# [WHAT TO WORK ON]
Restate the records that follow word for word; no pictures should appear.

****************

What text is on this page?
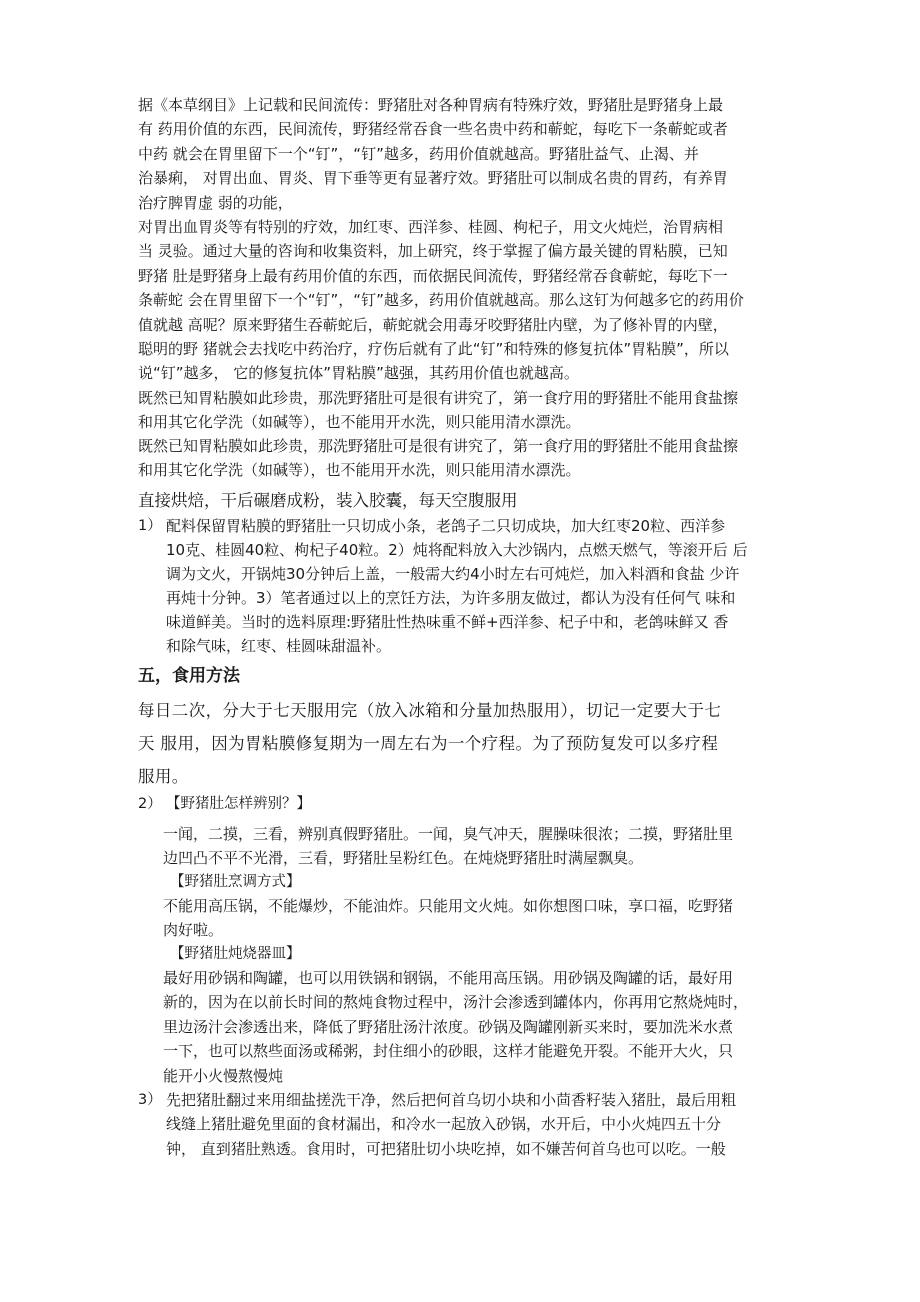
据《本草纲目》上记载和民间流传：野猪肚对各种胃病有特殊疗效，野猪肚是野猪身上最
有 药用价值的东西，民间流传，野猪经常吞食一些名贵中药和蕲蛇，每吃下一条蕲蛇或者
中药 就会在胃里留下一个“钉”，“钉”越多，药用价值就越高。野猪肚益气、止渴、并
治暴痢， 对胃出血、胃炎、胃下垂等更有显著疗效。野猪肚可以制成名贵的胃药，有养胃
治疗脾胃虚 弱的功能，
对胃出血胃炎等有特别的疗效，加红枣、西洋参、桂圆、枸杞子，用文火炖烂，治胃病相
当 灵验。通过大量的咨询和收集资料，加上研究，终于掌握了偏方最关键的胃粘膜，已知
野猪 肚是野猪身上最有药用价值的东西，而依据民间流传，野猪经常吞食蕲蛇，每吃下一
条蕲蛇 会在胃里留下一个“钉”，“钉”越多，药用价值就越高。那么这钉为何越多它的药用价
值就越 高呢？原来野猪生吞蕲蛇后，蕲蛇就会用毒牙咬野猪肚内壁，为了修补胃的内壁，
聪明的野 猪就会去找吃中药治疗，疗伤后就有了此“钉”和特殊的修复抗体”胃粘膜”，所以
说“钉”越多， 它的修复抗体”胃粘膜”越强，其药用价值也就越高。
既然已知胃粘膜如此珍贵，那洗野猪肚可是很有讲究了，第一食疗用的野猪肚不能用食盐擦
和用其它化学洗（如碱等），也不能用开水洗，则只能用清水漂洗。
既然已知胃粘膜如此珍贵，那洗野猪肚可是很有讲究了，第一食疗用的野猪肚不能用食盐擦
和用其它化学洗（如碱等），也不能用开水洗，则只能用清水漂洗。
直接烘焙，干后碾磨成粉，装入胶囊，每天空腹服用
1） 配料保留胃粘膜的野猪肚一只切成小条，老鸽子二只切成块，加大红枣20粒、西洋参
10克、桂圆40粒、枸杞子40粒。2）炖将配料放入大沙锅内，点燃天燃气，等滚开后 后
调为文火，开锅炖30分钟后上盖，一般需大约4小时左右可炖烂，加入料酒和食盐 少许
再炖十分钟。3）笔者通过以上的烹饪方法，为许多朋友做过，都认为没有任何气 味和
味道鲜美。当时的选料原理:野猪肚性热味重不鲜+西洋参、杞子中和，老鸽味鲜又 香
和除气味，红枣、桂圆味甜温补。
五，食用方法
每日二次，分大于七天服用完（放入冰箱和分量加热服用），切记一定要大于七
天 服用，因为胃粘膜修复期为一周左右为一个疗程。为了预防复发可以多疗程
服用。
2） 【野猪肚怎样辨别？】
一闻，二摸，三看，辨别真假野猪肚。一闻，臭气冲天，腥臊味很浓；二摸，野猪肚里
边凹凸不平不光滑，三看，野猪肚呈粉红色。在炖烧野猪肚时满屋飘臭。
【野猪肚烹调方式】
不能用高压锅，不能爆炒，不能油炸。只能用文火炖。如你想图口味，享口福，吃野猪
肉好啦。
【野猪肚炖烧器皿】
最好用砂锅和陶罐，也可以用铁锅和钢锅，不能用高压锅。用砂锅及陶罐的话，最好用
新的，因为在以前长时间的熬炖食物过程中，汤汁会渗透到罐体内，你再用它熬烧炖时，
里边汤汁会渗透出来，降低了野猪肚汤汁浓度。砂锅及陶罐刚新买来时，要加洗米水煮
一下，也可以熬些面汤或稀粥，封住细小的砂眼，这样才能避免开裂。不能开大火，只
能开小火慢熬慢炖
3） 先把猪肚翻过来用细盐搓洗干净，然后把何首乌切小块和小茴香籽装入猪肚，最后用粗
线缝上猪肚避免里面的食材漏出，和冷水一起放入砂锅，水开后，中小火炖四五十分
钟， 直到猪肚熟透。食用时，可把猪肚切小块吃掉，如不嫌苦何首乌也可以吃。一般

****************

# [TASK RESULT]
What text is on this page?
据《本草纲目》上记载和民间流传：野猪肚对各种胃病有特殊疗效，野猪肚是野猪身上最
有 药用价值的东西，民间流传，野猪经常吞食一些名贵中药和蕲蛇，每吃下一条蕲蛇或者
中药 就会在胃里留下一个“钉”，“钉”越多，药用价值就越高。野猪肚益气、止渴、并
治暴痢， 对胃出血、胃炎、胃下垂等更有显著疗效。野猪肚可以制成名贵的胃药，有养胃
治疗脾胃虚 弱的功能，
对胃出血胃炎等有特别的疗效，加红枣、西洋参、桂圆、枸杞子，用文火炖烂，治胃病相
当 灵验。通过大量的咨询和收集资料，加上研究，终于掌握了偏方最关键的胃粘膜，已知
野猪 肚是野猪身上最有药用价值的东西，而依据民间流传，野猪经常吞食蕲蛇，每吃下一
条蕲蛇 会在胃里留下一个“钉”，“钉”越多，药用价值就越高。那么这钉为何越多它的药用价
值就越 高呢？原来野猪生吞蕲蛇后，蕲蛇就会用毒牙咬野猪肚内壁，为了修补胃的内壁，
聪明的野 猪就会去找吃中药治疗，疗伤后就有了此“钉”和特殊的修复抗体”胃粘膜”，所以
说“钉”越多， 它的修复抗体”胃粘膜”越强，其药用价值也就越高。
既然已知胃粘膜如此珍贵，那洗野猪肚可是很有讲究了，第一食疗用的野猪肚不能用食盐擦
和用其它化学洗（如碱等），也不能用开水洗，则只能用清水漂洗。
既然已知胃粘膜如此珍贵，那洗野猪肚可是很有讲究了，第一食疗用的野猪肚不能用食盐擦
和用其它化学洗（如碱等），也不能用开水洗，则只能用清水漂洗。
直接烘焙，干后碾磨成粉，装入胶囊，每天空腹服用
1） 配料保留胃粘膜的野猪肚一只切成小条，老鸽子二只切成块，加大红枣20粒、西洋参
10克、桂圆40粒、枸杞子40粒。2）炖将配料放入大沙锅内，点燃天燃气，等滚开后 后
调为文火，开锅炖30分钟后上盖，一般需大约4小时左右可炖烂，加入料酒和食盐 少许
再炖十分钟。3）笔者通过以上的烹饪方法，为许多朋友做过，都认为没有任何气 味和
味道鲜美。当时的选料原理:野猪肚性热味重不鲜+西洋参、杞子中和，老鸽味鲜又 香
和除气味，红枣、桂圆味甜温补。
五，食用方法
每日二次，分大于七天服用完（放入冰箱和分量加热服用），切记一定要大于七
天 服用，因为胃粘膜修复期为一周左右为一个疗程。为了预防复发可以多疗程
服用。
2） 【野猪肚怎样辨别？】
一闻，二摸，三看，辨别真假野猪肚。一闻，臭气冲天，腥臊味很浓；二摸，野猪肚里
边凹凸不平不光滑，三看，野猪肚呈粉红色。在炖烧野猪肚时满屋飘臭。
【野猪肚烹调方式】
不能用高压锅，不能爆炒，不能油炸。只能用文火炖。如你想图口味，享口福，吃野猪
肉好啦。
【野猪肚炖烧器皿】
最好用砂锅和陶罐，也可以用铁锅和钢锅，不能用高压锅。用砂锅及陶罐的话，最好用
新的，因为在以前长时间的熬炖食物过程中，汤汁会渗透到罐体内，你再用它熬烧炖时，
里边汤汁会渗透出来，降低了野猪肚汤汁浓度。砂锅及陶罐刚新买来时，要加洗米水煮
一下，也可以熬些面汤或稀粥，封住细小的砂眼，这样才能避免开裂。不能开大火，只
能开小火慢熬慢炖
3） 先把猪肚翻过来用细盐搓洗干净，然后把何首乌切小块和小茴香籽装入猪肚，最后用粗
线缝上猪肚避免里面的食材漏出，和冷水一起放入砂锅，水开后，中小火炖四五十分
钟， 直到猪肚熟透。食用时，可把猪肚切小块吃掉，如不嫌苦何首乌也可以吃。一般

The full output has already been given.